-- START OF Material to process --

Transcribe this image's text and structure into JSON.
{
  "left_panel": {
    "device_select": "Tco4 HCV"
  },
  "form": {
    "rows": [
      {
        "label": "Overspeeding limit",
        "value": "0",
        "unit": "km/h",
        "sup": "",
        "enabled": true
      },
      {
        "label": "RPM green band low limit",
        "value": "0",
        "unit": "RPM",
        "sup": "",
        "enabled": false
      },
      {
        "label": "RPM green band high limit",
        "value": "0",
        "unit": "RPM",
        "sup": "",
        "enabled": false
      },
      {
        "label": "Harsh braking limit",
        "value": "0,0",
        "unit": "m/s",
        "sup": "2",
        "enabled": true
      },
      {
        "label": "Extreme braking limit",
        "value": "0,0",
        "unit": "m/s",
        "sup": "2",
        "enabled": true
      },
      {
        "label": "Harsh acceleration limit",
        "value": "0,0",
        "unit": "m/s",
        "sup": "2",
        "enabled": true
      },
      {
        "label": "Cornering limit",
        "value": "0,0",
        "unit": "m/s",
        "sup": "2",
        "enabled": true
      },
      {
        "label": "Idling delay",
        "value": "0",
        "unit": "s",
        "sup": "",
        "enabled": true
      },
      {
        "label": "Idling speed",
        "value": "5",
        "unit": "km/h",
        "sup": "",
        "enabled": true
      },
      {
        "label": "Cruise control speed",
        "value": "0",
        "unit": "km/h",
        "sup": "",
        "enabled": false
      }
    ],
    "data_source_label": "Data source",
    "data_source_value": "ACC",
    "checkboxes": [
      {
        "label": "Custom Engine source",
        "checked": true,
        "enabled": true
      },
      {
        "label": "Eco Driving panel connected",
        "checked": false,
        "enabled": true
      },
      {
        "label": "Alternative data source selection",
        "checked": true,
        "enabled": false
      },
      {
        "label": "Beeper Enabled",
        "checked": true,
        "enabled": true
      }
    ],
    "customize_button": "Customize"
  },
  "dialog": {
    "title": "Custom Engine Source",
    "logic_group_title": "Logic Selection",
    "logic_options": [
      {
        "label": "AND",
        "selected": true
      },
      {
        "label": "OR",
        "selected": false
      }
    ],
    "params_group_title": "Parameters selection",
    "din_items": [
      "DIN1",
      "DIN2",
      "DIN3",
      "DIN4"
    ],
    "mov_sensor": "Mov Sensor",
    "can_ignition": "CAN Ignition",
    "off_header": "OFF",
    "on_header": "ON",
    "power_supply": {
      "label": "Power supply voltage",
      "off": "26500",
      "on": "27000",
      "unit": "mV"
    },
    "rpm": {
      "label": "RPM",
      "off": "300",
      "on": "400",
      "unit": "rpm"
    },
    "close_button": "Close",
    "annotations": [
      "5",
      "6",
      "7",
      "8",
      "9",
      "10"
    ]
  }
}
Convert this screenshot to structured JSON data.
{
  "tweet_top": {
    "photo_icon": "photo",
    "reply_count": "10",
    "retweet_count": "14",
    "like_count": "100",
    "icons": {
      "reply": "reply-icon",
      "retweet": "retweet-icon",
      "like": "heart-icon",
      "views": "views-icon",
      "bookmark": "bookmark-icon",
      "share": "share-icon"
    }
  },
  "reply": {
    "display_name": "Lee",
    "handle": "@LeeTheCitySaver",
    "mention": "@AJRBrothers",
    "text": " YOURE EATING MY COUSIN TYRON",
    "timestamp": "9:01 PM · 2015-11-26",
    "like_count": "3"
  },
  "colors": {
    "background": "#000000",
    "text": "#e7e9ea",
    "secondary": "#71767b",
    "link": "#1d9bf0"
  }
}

-- END OF Material to process --

Stated problem: Reproduce all of the entries word for word.

Result below:
Transcribe this image's text and structure into JSON.
{
  "left_panel": {
    "device_select": "Tco4 HCV"
  },
  "form": {
    "rows": [
      {
        "label": "Overspeeding limit",
        "value": "0",
        "unit": "km/h",
        "sup": "",
        "enabled": true
      },
      {
        "label": "RPM green band low limit",
        "value": "0",
        "unit": "RPM",
        "sup": "",
        "enabled": false
      },
      {
        "label": "RPM green band high limit",
        "value": "0",
        "unit": "RPM",
        "sup": "",
        "enabled": false
      },
      {
        "label": "Harsh braking limit",
        "value": "0,0",
        "unit": "m/s",
        "sup": "2",
        "enabled": true
      },
      {
        "label": "Extreme braking limit",
        "value": "0,0",
        "unit": "m/s",
        "sup": "2",
        "enabled": true
      },
      {
        "label": "Harsh acceleration limit",
        "value": "0,0",
        "unit": "m/s",
        "sup": "2",
        "enabled": true
      },
      {
        "label": "Cornering limit",
        "value": "0,0",
        "unit": "m/s",
        "sup": "2",
        "enabled": true
      },
      {
        "label": "Idling delay",
        "value": "0",
        "unit": "s",
        "sup": "",
        "enabled": true
      },
      {
        "label": "Idling speed",
        "value": "5",
        "unit": "km/h",
        "sup": "",
        "enabled": true
      },
      {
        "label": "Cruise control speed",
        "value": "0",
        "unit": "km/h",
        "sup": "",
        "enabled": false
      }
    ],
    "data_source_label": "Data source",
    "data_source_value": "ACC",
    "checkboxes": [
      {
        "label": "Custom Engine source",
        "checked": true,
        "enabled": true
      },
      {
        "label": "Eco Driving panel connected",
        "checked": false,
        "enabled": true
      },
      {
        "label": "Alternative data source selection",
        "checked": true,
        "enabled": false
      },
      {
        "label": "Beeper Enabled",
        "checked": true,
        "enabled": true
      }
    ],
    "customize_button": "Customize"
  },
  "dialog": {
    "title": "Custom Engine Source",
    "logic_group_title": "Logic Selection",
    "logic_options": [
      {
        "label": "AND",
        "selected": true
      },
      {
        "label": "OR",
        "selected": false
      }
    ],
    "params_group_title": "Parameters selection",
    "din_items": [
      "DIN1",
      "DIN2",
      "DIN3",
      "DIN4"
    ],
    "mov_sensor": "Mov Sensor",
    "can_ignition": "CAN Ignition",
    "off_header": "OFF",
    "on_header": "ON",
    "power_supply": {
      "label": "Power supply voltage",
      "off": "26500",
      "on": "27000",
      "unit": "mV"
    },
    "rpm": {
      "label": "RPM",
      "off": "300",
      "on": "400",
      "unit": "rpm"
    },
    "close_button": "Close",
    "annotations": [
      "5",
      "6",
      "7",
      "8",
      "9",
      "10"
    ]
  }
}
Convert this screenshot to structured JSON data.
{
  "tweet_top": {
    "photo_icon": "photo",
    "reply_count": "10",
    "retweet_count": "14",
    "like_count": "100",
    "icons": {
      "reply": "reply-icon",
      "retweet": "retweet-icon",
      "like": "heart-icon",
      "views": "views-icon",
      "bookmark": "bookmark-icon",
      "share": "share-icon"
    }
  },
  "reply": {
    "display_name": "Lee",
    "handle": "@LeeTheCitySaver",
    "mention": "@AJRBrothers",
    "text": " YOURE EATING MY COUSIN TYRON",
    "timestamp": "9:01 PM · 2015-11-26",
    "like_count": "3"
  },
  "colors": {
    "background": "#000000",
    "text": "#e7e9ea",
    "secondary": "#71767b",
    "link": "#1d9bf0"
  }
}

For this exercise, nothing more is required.